Task prompt: Scan the following material for the string "description" and copy each line in which it appears.

[START OF Information shown]

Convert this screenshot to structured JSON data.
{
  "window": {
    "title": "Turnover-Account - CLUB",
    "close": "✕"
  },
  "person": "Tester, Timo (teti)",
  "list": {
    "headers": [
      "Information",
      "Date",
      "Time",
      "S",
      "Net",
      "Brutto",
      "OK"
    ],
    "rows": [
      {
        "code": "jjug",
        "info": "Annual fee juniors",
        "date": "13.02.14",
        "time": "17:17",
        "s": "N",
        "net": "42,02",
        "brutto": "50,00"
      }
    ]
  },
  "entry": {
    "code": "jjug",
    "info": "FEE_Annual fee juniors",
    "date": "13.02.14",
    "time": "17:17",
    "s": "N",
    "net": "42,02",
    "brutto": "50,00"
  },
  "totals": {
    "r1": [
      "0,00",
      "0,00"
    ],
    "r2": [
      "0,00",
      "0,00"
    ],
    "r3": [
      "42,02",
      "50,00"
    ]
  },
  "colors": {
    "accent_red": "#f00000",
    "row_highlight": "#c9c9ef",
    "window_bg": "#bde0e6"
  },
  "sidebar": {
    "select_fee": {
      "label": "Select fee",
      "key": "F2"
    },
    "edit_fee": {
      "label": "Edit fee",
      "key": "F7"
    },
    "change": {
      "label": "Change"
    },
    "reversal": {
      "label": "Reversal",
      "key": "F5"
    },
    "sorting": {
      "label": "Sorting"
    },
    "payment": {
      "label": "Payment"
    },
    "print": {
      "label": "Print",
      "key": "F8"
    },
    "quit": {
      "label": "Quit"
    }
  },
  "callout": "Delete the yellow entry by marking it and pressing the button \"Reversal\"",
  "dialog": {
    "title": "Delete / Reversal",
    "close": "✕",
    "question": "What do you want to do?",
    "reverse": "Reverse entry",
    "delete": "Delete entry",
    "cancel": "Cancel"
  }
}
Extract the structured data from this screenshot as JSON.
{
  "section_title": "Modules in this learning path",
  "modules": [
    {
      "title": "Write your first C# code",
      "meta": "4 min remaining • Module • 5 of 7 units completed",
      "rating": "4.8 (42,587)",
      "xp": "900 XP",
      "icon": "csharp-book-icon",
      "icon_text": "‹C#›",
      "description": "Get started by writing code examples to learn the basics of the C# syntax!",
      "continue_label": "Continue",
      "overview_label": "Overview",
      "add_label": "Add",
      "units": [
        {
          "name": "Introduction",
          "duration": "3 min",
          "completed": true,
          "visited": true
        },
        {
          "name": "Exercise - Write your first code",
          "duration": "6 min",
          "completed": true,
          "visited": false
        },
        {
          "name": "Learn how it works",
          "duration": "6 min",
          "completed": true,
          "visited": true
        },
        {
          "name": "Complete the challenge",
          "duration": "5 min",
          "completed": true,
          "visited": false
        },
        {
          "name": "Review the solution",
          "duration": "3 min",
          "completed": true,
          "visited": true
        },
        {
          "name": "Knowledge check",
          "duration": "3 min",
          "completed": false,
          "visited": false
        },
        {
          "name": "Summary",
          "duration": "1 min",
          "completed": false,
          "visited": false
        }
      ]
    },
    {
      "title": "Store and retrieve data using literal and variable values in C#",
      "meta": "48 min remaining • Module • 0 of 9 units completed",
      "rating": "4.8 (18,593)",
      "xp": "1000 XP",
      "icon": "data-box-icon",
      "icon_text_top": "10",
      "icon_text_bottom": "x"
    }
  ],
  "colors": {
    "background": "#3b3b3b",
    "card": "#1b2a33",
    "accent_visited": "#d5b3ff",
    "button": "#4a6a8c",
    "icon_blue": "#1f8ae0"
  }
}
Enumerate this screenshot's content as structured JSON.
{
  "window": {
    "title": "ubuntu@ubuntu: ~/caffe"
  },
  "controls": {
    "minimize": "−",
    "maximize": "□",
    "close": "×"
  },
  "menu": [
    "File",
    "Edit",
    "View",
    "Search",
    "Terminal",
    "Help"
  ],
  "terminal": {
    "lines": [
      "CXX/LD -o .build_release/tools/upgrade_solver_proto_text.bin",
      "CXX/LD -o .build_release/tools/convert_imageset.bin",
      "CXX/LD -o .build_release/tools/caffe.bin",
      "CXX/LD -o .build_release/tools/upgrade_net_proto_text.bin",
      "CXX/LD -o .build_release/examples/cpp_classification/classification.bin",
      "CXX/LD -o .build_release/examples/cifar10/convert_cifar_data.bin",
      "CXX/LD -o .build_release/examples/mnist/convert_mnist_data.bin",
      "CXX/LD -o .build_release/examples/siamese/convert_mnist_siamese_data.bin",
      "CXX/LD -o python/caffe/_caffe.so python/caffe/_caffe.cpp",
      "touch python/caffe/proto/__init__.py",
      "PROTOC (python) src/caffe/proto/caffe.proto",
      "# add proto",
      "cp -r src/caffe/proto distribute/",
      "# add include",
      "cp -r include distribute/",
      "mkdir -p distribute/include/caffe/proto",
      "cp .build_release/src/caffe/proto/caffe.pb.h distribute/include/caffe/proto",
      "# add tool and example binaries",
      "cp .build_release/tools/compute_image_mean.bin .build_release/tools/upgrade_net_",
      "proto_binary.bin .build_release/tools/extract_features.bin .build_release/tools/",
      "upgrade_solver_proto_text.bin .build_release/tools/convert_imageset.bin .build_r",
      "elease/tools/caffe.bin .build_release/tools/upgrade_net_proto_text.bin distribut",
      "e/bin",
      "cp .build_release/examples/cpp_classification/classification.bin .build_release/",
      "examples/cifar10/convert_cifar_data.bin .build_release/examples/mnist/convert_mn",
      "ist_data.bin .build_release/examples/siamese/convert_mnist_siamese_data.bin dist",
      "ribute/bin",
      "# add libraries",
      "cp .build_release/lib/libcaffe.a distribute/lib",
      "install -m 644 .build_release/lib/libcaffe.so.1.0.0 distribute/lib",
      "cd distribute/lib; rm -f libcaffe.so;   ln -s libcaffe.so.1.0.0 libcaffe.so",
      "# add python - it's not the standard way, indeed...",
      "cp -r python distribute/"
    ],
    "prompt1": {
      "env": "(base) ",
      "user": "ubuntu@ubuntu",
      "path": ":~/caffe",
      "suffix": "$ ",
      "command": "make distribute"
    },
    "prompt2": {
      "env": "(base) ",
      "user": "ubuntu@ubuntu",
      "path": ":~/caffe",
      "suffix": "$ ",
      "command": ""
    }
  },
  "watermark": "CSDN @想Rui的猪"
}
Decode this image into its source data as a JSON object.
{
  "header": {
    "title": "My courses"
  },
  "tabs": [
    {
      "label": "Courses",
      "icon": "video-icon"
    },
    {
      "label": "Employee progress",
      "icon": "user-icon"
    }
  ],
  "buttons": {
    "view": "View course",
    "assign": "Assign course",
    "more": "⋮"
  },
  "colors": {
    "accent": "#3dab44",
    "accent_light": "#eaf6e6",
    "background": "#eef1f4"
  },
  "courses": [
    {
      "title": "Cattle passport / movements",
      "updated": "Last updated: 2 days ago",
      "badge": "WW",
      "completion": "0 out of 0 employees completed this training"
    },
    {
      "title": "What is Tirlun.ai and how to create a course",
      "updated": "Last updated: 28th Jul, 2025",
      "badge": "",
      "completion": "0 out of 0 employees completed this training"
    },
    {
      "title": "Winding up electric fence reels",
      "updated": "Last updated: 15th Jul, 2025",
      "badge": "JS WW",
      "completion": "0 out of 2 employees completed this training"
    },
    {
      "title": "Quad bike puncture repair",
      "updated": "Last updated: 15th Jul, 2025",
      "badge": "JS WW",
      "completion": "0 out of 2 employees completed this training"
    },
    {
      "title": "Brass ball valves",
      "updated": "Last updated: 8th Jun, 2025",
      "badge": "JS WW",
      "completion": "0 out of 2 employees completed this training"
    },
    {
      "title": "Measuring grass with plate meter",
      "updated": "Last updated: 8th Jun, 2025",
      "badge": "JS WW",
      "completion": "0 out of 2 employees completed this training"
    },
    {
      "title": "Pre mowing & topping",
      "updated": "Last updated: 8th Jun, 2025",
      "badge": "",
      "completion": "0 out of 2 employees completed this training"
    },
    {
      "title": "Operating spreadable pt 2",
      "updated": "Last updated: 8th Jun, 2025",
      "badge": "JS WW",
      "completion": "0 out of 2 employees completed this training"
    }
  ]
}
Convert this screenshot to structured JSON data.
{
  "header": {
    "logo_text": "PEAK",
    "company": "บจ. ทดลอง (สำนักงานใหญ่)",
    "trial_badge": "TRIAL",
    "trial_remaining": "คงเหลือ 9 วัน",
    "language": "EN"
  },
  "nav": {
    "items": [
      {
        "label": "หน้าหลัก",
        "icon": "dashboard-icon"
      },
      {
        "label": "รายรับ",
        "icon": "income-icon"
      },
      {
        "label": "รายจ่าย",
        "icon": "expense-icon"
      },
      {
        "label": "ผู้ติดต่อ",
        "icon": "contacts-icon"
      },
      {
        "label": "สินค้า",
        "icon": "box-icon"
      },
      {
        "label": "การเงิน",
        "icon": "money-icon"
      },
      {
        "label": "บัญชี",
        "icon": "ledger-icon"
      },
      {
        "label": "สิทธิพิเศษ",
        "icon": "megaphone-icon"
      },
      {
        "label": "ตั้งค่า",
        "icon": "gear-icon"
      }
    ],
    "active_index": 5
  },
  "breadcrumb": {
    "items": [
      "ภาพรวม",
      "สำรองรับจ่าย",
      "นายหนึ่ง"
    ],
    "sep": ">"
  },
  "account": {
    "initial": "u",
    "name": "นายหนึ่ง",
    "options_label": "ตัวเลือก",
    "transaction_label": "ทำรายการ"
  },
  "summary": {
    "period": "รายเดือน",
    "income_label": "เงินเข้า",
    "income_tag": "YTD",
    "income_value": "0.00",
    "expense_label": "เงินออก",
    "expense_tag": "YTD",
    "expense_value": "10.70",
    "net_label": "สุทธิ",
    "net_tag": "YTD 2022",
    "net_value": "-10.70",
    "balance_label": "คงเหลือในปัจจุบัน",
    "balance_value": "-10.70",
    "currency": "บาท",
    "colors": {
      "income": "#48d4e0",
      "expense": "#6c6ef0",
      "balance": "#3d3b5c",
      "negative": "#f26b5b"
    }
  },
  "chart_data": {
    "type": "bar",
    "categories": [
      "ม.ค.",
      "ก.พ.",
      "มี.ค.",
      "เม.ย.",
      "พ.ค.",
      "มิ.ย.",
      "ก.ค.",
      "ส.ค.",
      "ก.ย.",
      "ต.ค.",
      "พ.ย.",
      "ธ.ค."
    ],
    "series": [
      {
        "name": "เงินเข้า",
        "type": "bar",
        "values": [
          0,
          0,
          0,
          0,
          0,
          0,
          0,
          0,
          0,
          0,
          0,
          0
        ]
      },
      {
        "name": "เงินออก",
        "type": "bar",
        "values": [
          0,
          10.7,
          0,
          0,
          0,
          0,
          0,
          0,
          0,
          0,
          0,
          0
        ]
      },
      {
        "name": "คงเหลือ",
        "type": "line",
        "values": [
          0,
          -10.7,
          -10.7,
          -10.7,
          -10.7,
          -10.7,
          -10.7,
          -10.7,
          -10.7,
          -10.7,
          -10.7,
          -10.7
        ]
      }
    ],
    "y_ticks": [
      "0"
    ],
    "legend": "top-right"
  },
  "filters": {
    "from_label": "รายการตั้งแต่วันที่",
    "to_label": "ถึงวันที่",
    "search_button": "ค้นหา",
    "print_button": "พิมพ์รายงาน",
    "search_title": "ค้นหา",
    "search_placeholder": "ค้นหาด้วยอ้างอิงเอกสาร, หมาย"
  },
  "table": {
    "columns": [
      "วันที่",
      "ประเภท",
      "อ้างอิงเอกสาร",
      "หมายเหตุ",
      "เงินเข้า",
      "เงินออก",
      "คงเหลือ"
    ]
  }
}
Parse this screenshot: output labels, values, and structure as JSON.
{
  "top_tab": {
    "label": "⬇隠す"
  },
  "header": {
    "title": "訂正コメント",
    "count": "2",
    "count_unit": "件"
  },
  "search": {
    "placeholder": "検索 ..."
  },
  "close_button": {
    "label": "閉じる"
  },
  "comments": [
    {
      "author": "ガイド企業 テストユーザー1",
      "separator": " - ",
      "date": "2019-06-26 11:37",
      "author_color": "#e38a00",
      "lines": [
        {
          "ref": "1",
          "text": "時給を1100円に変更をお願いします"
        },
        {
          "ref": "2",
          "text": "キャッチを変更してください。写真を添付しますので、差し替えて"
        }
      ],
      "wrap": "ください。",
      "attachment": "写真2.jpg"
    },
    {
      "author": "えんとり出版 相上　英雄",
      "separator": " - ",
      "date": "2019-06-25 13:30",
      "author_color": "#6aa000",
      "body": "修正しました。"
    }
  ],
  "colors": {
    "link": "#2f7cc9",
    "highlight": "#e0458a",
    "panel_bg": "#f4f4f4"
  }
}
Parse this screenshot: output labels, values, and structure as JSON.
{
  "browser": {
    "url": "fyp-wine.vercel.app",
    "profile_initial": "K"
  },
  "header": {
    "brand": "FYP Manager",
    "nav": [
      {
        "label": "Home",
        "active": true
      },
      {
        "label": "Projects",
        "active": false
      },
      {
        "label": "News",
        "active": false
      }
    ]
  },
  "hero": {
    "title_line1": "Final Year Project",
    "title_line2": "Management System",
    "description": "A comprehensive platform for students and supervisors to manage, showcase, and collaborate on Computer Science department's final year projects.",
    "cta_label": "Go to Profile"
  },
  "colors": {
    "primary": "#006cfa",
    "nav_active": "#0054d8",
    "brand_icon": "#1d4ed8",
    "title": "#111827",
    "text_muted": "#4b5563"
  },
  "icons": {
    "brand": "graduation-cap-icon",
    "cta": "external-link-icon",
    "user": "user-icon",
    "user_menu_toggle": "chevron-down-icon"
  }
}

[END OF Information shown]

Solution:
      "description": "Get started by writing code examples to learn the basics of the C# syntax!",
    "description": "A comprehensive platform for students and supervisors to manage, showcase, and collaborate on Computer Science department's final year projects.",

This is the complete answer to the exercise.